### THE PROBLEM:
Pictures do not belong in your copy. Repeat all the other data exactly.

### DATA SHOWN:
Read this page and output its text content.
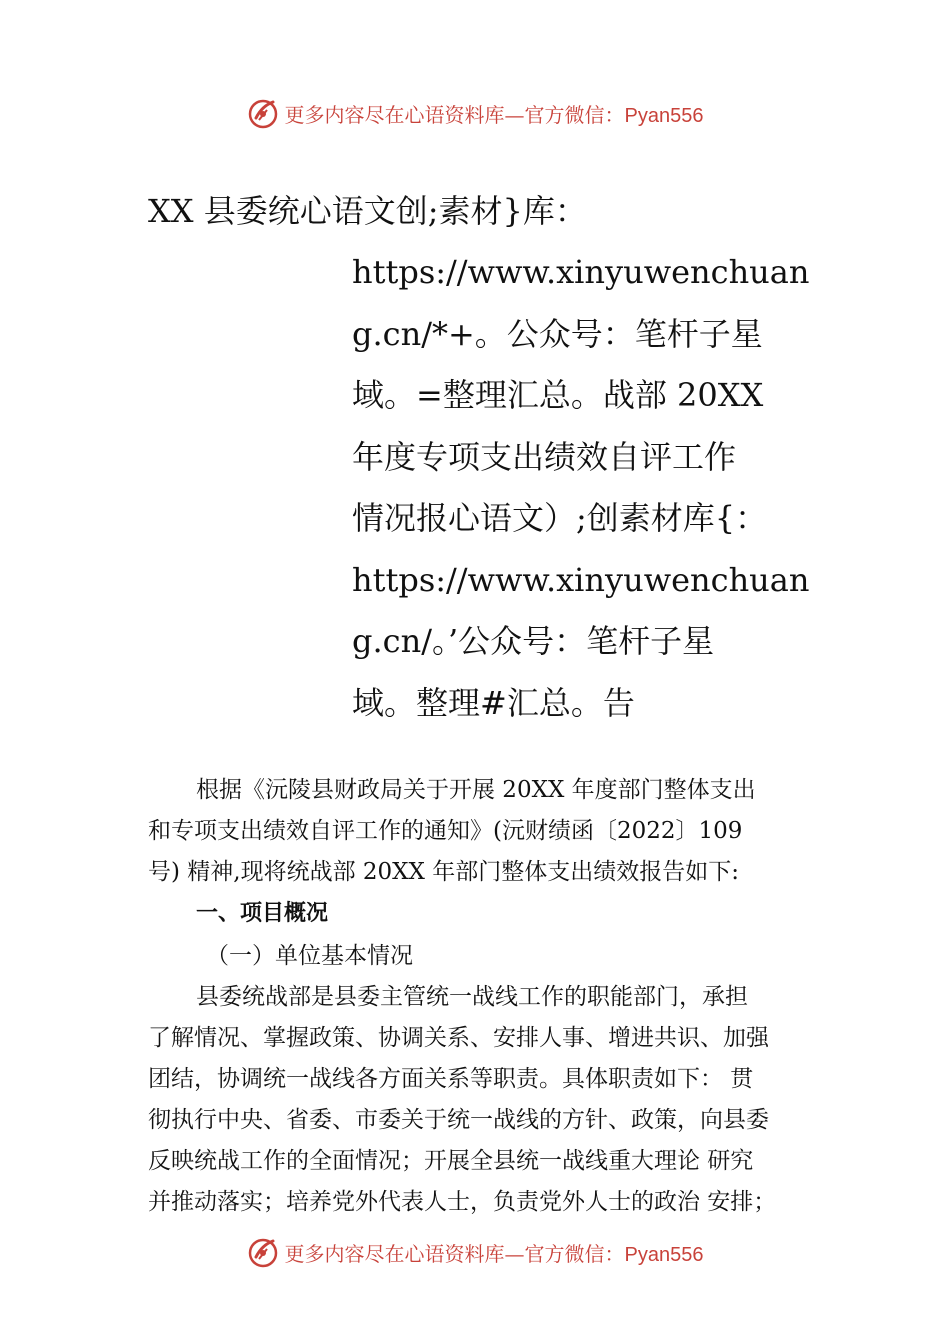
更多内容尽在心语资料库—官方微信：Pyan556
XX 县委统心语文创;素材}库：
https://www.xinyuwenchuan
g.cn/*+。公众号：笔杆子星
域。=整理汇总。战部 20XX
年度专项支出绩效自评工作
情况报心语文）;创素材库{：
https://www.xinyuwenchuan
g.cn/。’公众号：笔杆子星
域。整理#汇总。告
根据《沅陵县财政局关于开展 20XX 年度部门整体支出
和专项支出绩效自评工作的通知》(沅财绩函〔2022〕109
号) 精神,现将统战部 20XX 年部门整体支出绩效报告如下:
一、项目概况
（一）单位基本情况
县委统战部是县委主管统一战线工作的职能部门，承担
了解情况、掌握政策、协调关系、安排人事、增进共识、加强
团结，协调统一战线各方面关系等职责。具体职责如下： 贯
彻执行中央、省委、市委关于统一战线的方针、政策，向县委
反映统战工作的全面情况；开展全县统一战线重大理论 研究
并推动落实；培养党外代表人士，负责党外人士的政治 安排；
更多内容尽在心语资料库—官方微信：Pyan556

### OUTPUT FOR THIS EXERCISE:
Read this page and output its text content.
更多内容尽在心语资料库—官方微信：Pyan556
XX 县委统心语文创;素材}库：
https://www.xinyuwenchuan
g.cn/*+。公众号：笔杆子星
域。=整理汇总。战部 20XX
年度专项支出绩效自评工作
情况报心语文）;创素材库{：
https://www.xinyuwenchuan
g.cn/。’公众号：笔杆子星
域。整理#汇总。告
根据《沅陵县财政局关于开展 20XX 年度部门整体支出
和专项支出绩效自评工作的通知》(沅财绩函〔2022〕109
号) 精神,现将统战部 20XX 年部门整体支出绩效报告如下:
一、项目概况
（一）单位基本情况
县委统战部是县委主管统一战线工作的职能部门，承担
了解情况、掌握政策、协调关系、安排人事、增进共识、加强
团结，协调统一战线各方面关系等职责。具体职责如下： 贯
彻执行中央、省委、市委关于统一战线的方针、政策，向县委
反映统战工作的全面情况；开展全县统一战线重大理论 研究
并推动落实；培养党外代表人士，负责党外人士的政治 安排；
更多内容尽在心语资料库—官方微信：Pyan556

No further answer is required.